→ **TO BE DONE**: Give the material once more, word for word, without any images.

→ **SOURCE DATA**:
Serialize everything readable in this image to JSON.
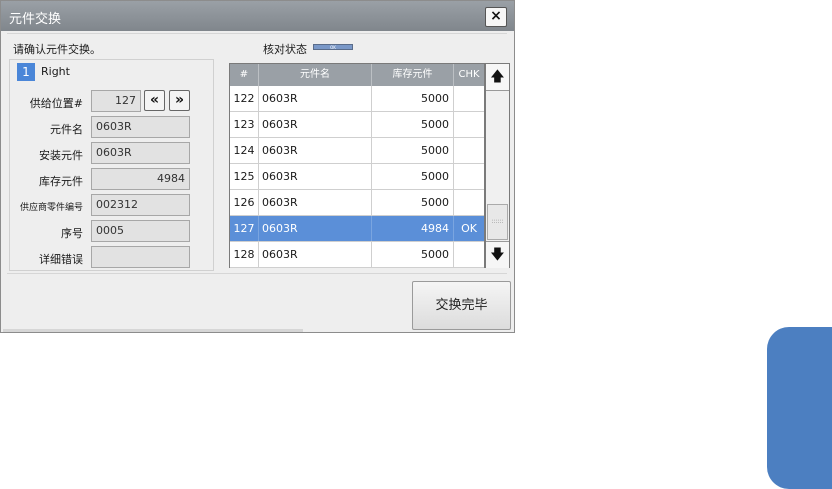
{
  "dialog": {
    "title": "元件交换",
    "close_label": "×",
    "prompt": "请确认元件交换。",
    "status_label": "核对状态",
    "status_indicator": "OK",
    "done_button": "交换完毕"
  },
  "side": {
    "number": "1",
    "label": "Right"
  },
  "form": {
    "feed_position": {
      "label": "供给位置#",
      "value": "127"
    },
    "prev_label": "«",
    "next_label": "»",
    "part_name": {
      "label": "元件名",
      "value": "0603R"
    },
    "mounted_part": {
      "label": "安装元件",
      "value": "0603R"
    },
    "stock_part": {
      "label": "库存元件",
      "value": "4984"
    },
    "vendor_part_no": {
      "label": "供应商零件编号",
      "value": "002312"
    },
    "serial": {
      "label": "序号",
      "value": "0005"
    },
    "error_detail": {
      "label": "详细错误",
      "value": ""
    }
  },
  "table": {
    "columns": [
      "#",
      "元件名",
      "库存元件",
      "CHK"
    ],
    "rows": [
      {
        "no": "122",
        "name": "0603R",
        "stock": "5000",
        "chk": ""
      },
      {
        "no": "123",
        "name": "0603R",
        "stock": "5000",
        "chk": ""
      },
      {
        "no": "124",
        "name": "0603R",
        "stock": "5000",
        "chk": ""
      },
      {
        "no": "125",
        "name": "0603R",
        "stock": "5000",
        "chk": ""
      },
      {
        "no": "126",
        "name": "0603R",
        "stock": "5000",
        "chk": ""
      },
      {
        "no": "127",
        "name": "0603R",
        "stock": "4984",
        "chk": "OK"
      },
      {
        "no": "128",
        "name": "0603R",
        "stock": "5000",
        "chk": ""
      }
    ],
    "selected_row": 5
  },
  "scroll": {
    "up_label": "🡅",
    "down_label": "🡇"
  },
  "colors": {
    "accent": "#4a86d8",
    "selected_row": "#5b8fd8",
    "titlebar": "#8c9298",
    "side_tab": "#4c7fc1"
  }
}
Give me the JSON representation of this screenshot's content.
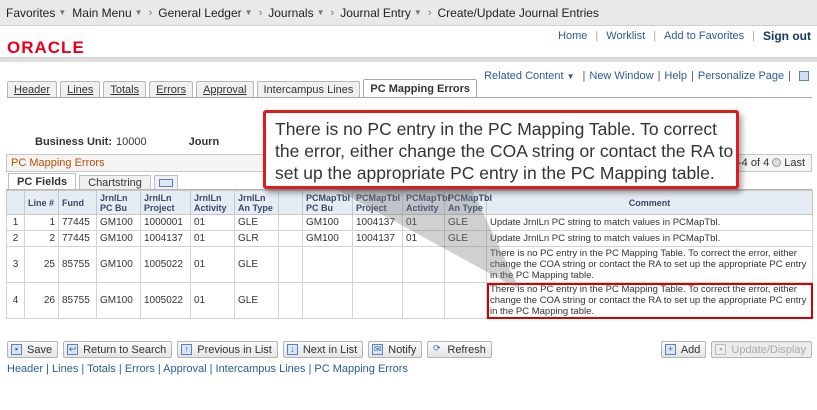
{
  "nav": {
    "items": [
      "Favorites",
      "Main Menu",
      "General Ledger",
      "Journals",
      "Journal Entry",
      "Create/Update Journal Entries"
    ]
  },
  "toplinks": {
    "home": "Home",
    "worklist": "Worklist",
    "add_favorites": "Add to Favorites",
    "signout": "Sign out"
  },
  "brand": {
    "logo": "ORACLE",
    "logo_color": "#e8001c"
  },
  "related": {
    "related_content": "Related Content",
    "new_window": "New Window",
    "help": "Help",
    "personalize": "Personalize Page"
  },
  "tabs": [
    "Header",
    "Lines",
    "Totals",
    "Errors",
    "Approval",
    "Intercampus Lines",
    "PC Mapping Errors"
  ],
  "active_tab": "PC Mapping Errors",
  "business_unit": {
    "label": "Business Unit:",
    "value": "10000",
    "journal_label": "Journ"
  },
  "grid": {
    "title": "PC Mapping Errors",
    "pager_text": "-4 of 4",
    "pager_last": "Last",
    "subtabs": [
      "PC Fields",
      "Chartstring"
    ],
    "columns": [
      "",
      "Line #",
      "Fund",
      "JrnlLn PC Bu",
      "JrnlLn Project",
      "JrnlLn Activity",
      "JrnlLn An Type",
      "",
      "PCMapTbl PC Bu",
      "PCMapTbl Project",
      "PCMapTbl Activity",
      "PCMapTbl An Type",
      "Comment"
    ],
    "rows": [
      {
        "n": "1",
        "line": "1",
        "fund": "77445",
        "pcbu": "GM100",
        "proj": "1000001",
        "act": "01",
        "antype": "GLE",
        "m_pcbu": "GM100",
        "m_proj": "1004137",
        "m_act": "01",
        "m_antype": "GLE",
        "comment": "Update JrnlLn PC string to match values in PCMapTbl."
      },
      {
        "n": "2",
        "line": "2",
        "fund": "77445",
        "pcbu": "GM100",
        "proj": "1004137",
        "act": "01",
        "antype": "GLR",
        "m_pcbu": "GM100",
        "m_proj": "1004137",
        "m_act": "01",
        "m_antype": "GLE",
        "comment": "Update JrnlLn PC string to match values in PCMapTbl."
      },
      {
        "n": "3",
        "line": "25",
        "fund": "85755",
        "pcbu": "GM100",
        "proj": "1005022",
        "act": "01",
        "antype": "GLE",
        "m_pcbu": "",
        "m_proj": "",
        "m_act": "",
        "m_antype": "",
        "comment": "There is no PC entry in the PC Mapping Table.  To correct the error, either change the COA string or contact the RA to set up the appropriate PC entry in the PC Mapping table."
      },
      {
        "n": "4",
        "line": "26",
        "fund": "85755",
        "pcbu": "GM100",
        "proj": "1005022",
        "act": "01",
        "antype": "GLE",
        "m_pcbu": "",
        "m_proj": "",
        "m_act": "",
        "m_antype": "",
        "comment": "There is no PC entry in the PC Mapping Table.  To correct the error, either change the COA string or contact the RA to set up the appropriate PC entry in the PC Mapping table."
      }
    ]
  },
  "buttons": {
    "save": "Save",
    "return": "Return to Search",
    "previous": "Previous in List",
    "next": "Next in List",
    "notify": "Notify",
    "refresh": "Refresh",
    "add": "Add",
    "update": "Update/Display"
  },
  "footer_links": "Header | Lines | Totals | Errors | Approval | Intercampus Lines | PC Mapping Errors",
  "callout": {
    "text": "There is no PC entry in the PC Mapping Table.  To correct the error, either change the COA string or contact the RA to set up the appropriate PC entry in the PC Mapping table.",
    "border_color": "#e01b1b"
  }
}
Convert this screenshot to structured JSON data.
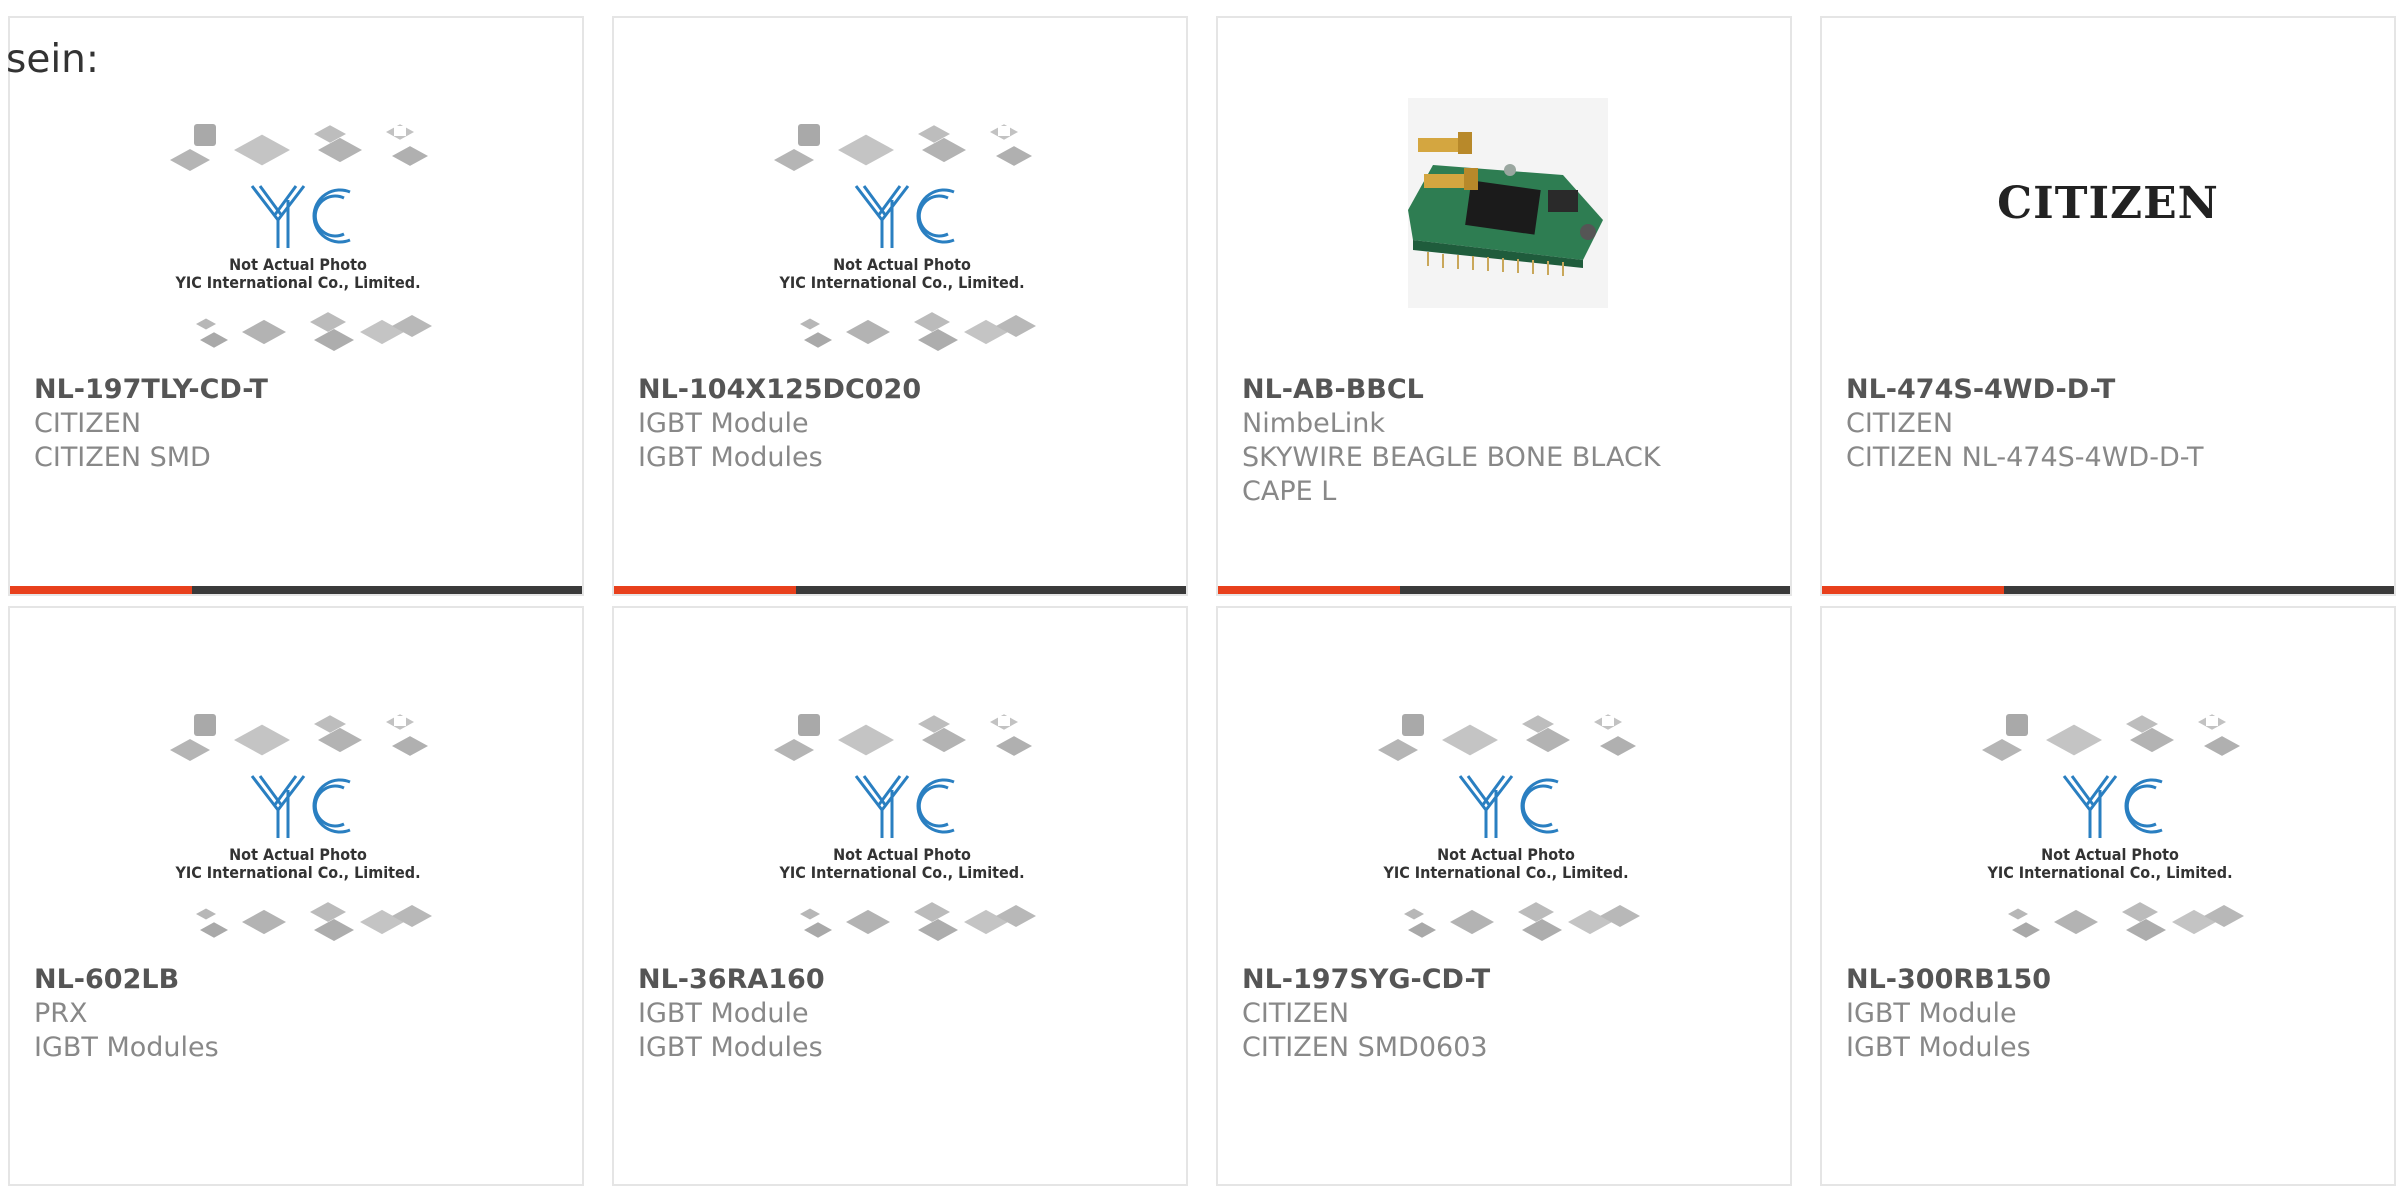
{
  "intro": "sein:",
  "accent_color": "#e8401c",
  "bar_color": "#3a3a3a",
  "placeholder": {
    "line1": "Not Actual Photo",
    "line2": "YIC International Co., Limited.",
    "logo_text": "YIC"
  },
  "products": [
    {
      "part": "NL-197TLY-CD-T",
      "maker": "CITIZEN",
      "desc": "CITIZEN SMD",
      "image": "placeholder"
    },
    {
      "part": "NL-104X125DC020",
      "maker": "IGBT Module",
      "desc": "IGBT Modules",
      "image": "placeholder"
    },
    {
      "part": "NL-AB-BBCL",
      "maker": "NimbeLink",
      "desc": "SKYWIRE BEAGLE BONE BLACK CAPE L",
      "image": "board-photo"
    },
    {
      "part": "NL-474S-4WD-D-T",
      "maker": "CITIZEN",
      "desc": "CITIZEN NL-474S-4WD-D-T",
      "image": "citizen-logo",
      "logo_text": "CITIZEN"
    },
    {
      "part": "NL-602LB",
      "maker": "PRX",
      "desc": "IGBT Modules",
      "image": "placeholder"
    },
    {
      "part": "NL-36RA160",
      "maker": "IGBT Module",
      "desc": "IGBT Modules",
      "image": "placeholder"
    },
    {
      "part": "NL-197SYG-CD-T",
      "maker": "CITIZEN",
      "desc": "CITIZEN SMD0603",
      "image": "placeholder"
    },
    {
      "part": "NL-300RB150",
      "maker": "IGBT Module",
      "desc": "IGBT Modules",
      "image": "placeholder"
    }
  ]
}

→ **EXPECTED OUTPUT**:
Serialize everything readable in this image to JSON.
{
  "dialog": {
    "title": "元件交换",
    "close_label": "×",
    "prompt": "请确认元件交换。",
    "status_label": "核对状态",
    "status_indicator": "OK",
    "done_button": "交换完毕"
  },
  "side": {
    "number": "1",
    "label": "Right"
  },
  "form": {
    "feed_position": {
      "label": "供给位置#",
      "value": "127"
    },
    "prev_label": "«",
    "next_label": "»",
    "part_name": {
      "label": "元件名",
      "value": "0603R"
    },
    "mounted_part": {
      "label": "安装元件",
      "value": "0603R"
    },
    "stock_part": {
      "label": "库存元件",
      "value": "4984"
    },
    "vendor_part_no": {
      "label": "供应商零件编号",
      "value": "002312"
    },
    "serial": {
      "label": "序号",
      "value": "0005"
    },
    "error_detail": {
      "label": "详细错误",
      "value": ""
    }
  },
  "table": {
    "columns": [
      "#",
      "元件名",
      "库存元件",
      "CHK"
    ],
    "rows": [
      {
        "no": "122",
        "name": "0603R",
        "stock": "5000",
        "chk": ""
      },
      {
        "no": "123",
        "name": "0603R",
        "stock": "5000",
        "chk": ""
      },
      {
        "no": "124",
        "name": "0603R",
        "stock": "5000",
        "chk": ""
      },
      {
        "no": "125",
        "name": "0603R",
        "stock": "5000",
        "chk": ""
      },
      {
        "no": "126",
        "name": "0603R",
        "stock": "5000",
        "chk": ""
      },
      {
        "no": "127",
        "name": "0603R",
        "stock": "4984",
        "chk": "OK"
      },
      {
        "no": "128",
        "name": "0603R",
        "stock": "5000",
        "chk": ""
      }
    ],
    "selected_row": 5
  },
  "scroll": {
    "up_label": "🡅",
    "down_label": "🡇"
  },
  "colors": {
    "accent": "#4a86d8",
    "selected_row": "#5b8fd8",
    "titlebar": "#8c9298",
    "side_tab": "#4c7fc1"
  }
}
Give me the JSON representation of this screenshot's content.
{
  "nav": {
    "items": [
      "Favorites",
      "Main Menu",
      "General Ledger",
      "Journals",
      "Journal Entry",
      "Create/Update Journal Entries"
    ]
  },
  "toplinks": {
    "home": "Home",
    "worklist": "Worklist",
    "add_favorites": "Add to Favorites",
    "signout": "Sign out"
  },
  "brand": {
    "logo": "ORACLE",
    "logo_color": "#e8001c"
  },
  "related": {
    "related_content": "Related Content",
    "new_window": "New Window",
    "help": "Help",
    "personalize": "Personalize Page"
  },
  "tabs": [
    "Header",
    "Lines",
    "Totals",
    "Errors",
    "Approval",
    "Intercampus Lines",
    "PC Mapping Errors"
  ],
  "active_tab": "PC Mapping Errors",
  "business_unit": {
    "label": "Business Unit:",
    "value": "10000",
    "journal_label": "Journ"
  },
  "grid": {
    "title": "PC Mapping Errors",
    "pager_text": "-4 of 4",
    "pager_last": "Last",
    "subtabs": [
      "PC Fields",
      "Chartstring"
    ],
    "columns": [
      "",
      "Line #",
      "Fund",
      "JrnlLn PC Bu",
      "JrnlLn Project",
      "JrnlLn Activity",
      "JrnlLn An Type",
      "",
      "PCMapTbl PC Bu",
      "PCMapTbl Project",
      "PCMapTbl Activity",
      "PCMapTbl An Type",
      "Comment"
    ],
    "rows": [
      {
        "n": "1",
        "line": "1",
        "fund": "77445",
        "pcbu": "GM100",
        "proj": "1000001",
        "act": "01",
        "antype": "GLE",
        "m_pcbu": "GM100",
        "m_proj": "1004137",
        "m_act": "01",
        "m_antype": "GLE",
        "comment": "Update JrnlLn PC string to match values in PCMapTbl."
      },
      {
        "n": "2",
        "line": "2",
        "fund": "77445",
        "pcbu": "GM100",
        "proj": "1004137",
        "act": "01",
        "antype": "GLR",
        "m_pcbu": "GM100",
        "m_proj": "1004137",
        "m_act": "01",
        "m_antype": "GLE",
        "comment": "Update JrnlLn PC string to match values in PCMapTbl."
      },
      {
        "n": "3",
        "line": "25",
        "fund": "85755",
        "pcbu": "GM100",
        "proj": "1005022",
        "act": "01",
        "antype": "GLE",
        "m_pcbu": "",
        "m_proj": "",
        "m_act": "",
        "m_antype": "",
        "comment": "There is no PC entry in the PC Mapping Table.  To correct the error, either change the COA string or contact the RA to set up the appropriate PC entry in the PC Mapping table."
      },
      {
        "n": "4",
        "line": "26",
        "fund": "85755",
        "pcbu": "GM100",
        "proj": "1005022",
        "act": "01",
        "antype": "GLE",
        "m_pcbu": "",
        "m_proj": "",
        "m_act": "",
        "m_antype": "",
        "comment": "There is no PC entry in the PC Mapping Table.  To correct the error, either change the COA string or contact the RA to set up the appropriate PC entry in the PC Mapping table."
      }
    ]
  },
  "buttons": {
    "save": "Save",
    "return": "Return to Search",
    "previous": "Previous in List",
    "next": "Next in List",
    "notify": "Notify",
    "refresh": "Refresh",
    "add": "Add",
    "update": "Update/Display"
  },
  "footer_links": "Header | Lines | Totals | Errors | Approval | Intercampus Lines | PC Mapping Errors",
  "callout": {
    "text": "There is no PC entry in the PC Mapping Table.  To correct the error, either change the COA string or contact the RA to set up the appropriate PC entry in the PC Mapping table.",
    "border_color": "#e01b1b"
  }
}
Convert this screenshot to structured JSON data.
{
  "intro": "sein:",
  "accent_color": "#e8401c",
  "bar_color": "#3a3a3a",
  "placeholder": {
    "line1": "Not Actual Photo",
    "line2": "YIC International Co., Limited.",
    "logo_text": "YIC"
  },
  "products": [
    {
      "part": "NL-197TLY-CD-T",
      "maker": "CITIZEN",
      "desc": "CITIZEN SMD",
      "image": "placeholder"
    },
    {
      "part": "NL-104X125DC020",
      "maker": "IGBT Module",
      "desc": "IGBT Modules",
      "image": "placeholder"
    },
    {
      "part": "NL-AB-BBCL",
      "maker": "NimbeLink",
      "desc": "SKYWIRE BEAGLE BONE BLACK CAPE L",
      "image": "board-photo"
    },
    {
      "part": "NL-474S-4WD-D-T",
      "maker": "CITIZEN",
      "desc": "CITIZEN NL-474S-4WD-D-T",
      "image": "citizen-logo",
      "logo_text": "CITIZEN"
    },
    {
      "part": "NL-602LB",
      "maker": "PRX",
      "desc": "IGBT Modules",
      "image": "placeholder"
    },
    {
      "part": "NL-36RA160",
      "maker": "IGBT Module",
      "desc": "IGBT Modules",
      "image": "placeholder"
    },
    {
      "part": "NL-197SYG-CD-T",
      "maker": "CITIZEN",
      "desc": "CITIZEN SMD0603",
      "image": "placeholder"
    },
    {
      "part": "NL-300RB150",
      "maker": "IGBT Module",
      "desc": "IGBT Modules",
      "image": "placeholder"
    }
  ]
}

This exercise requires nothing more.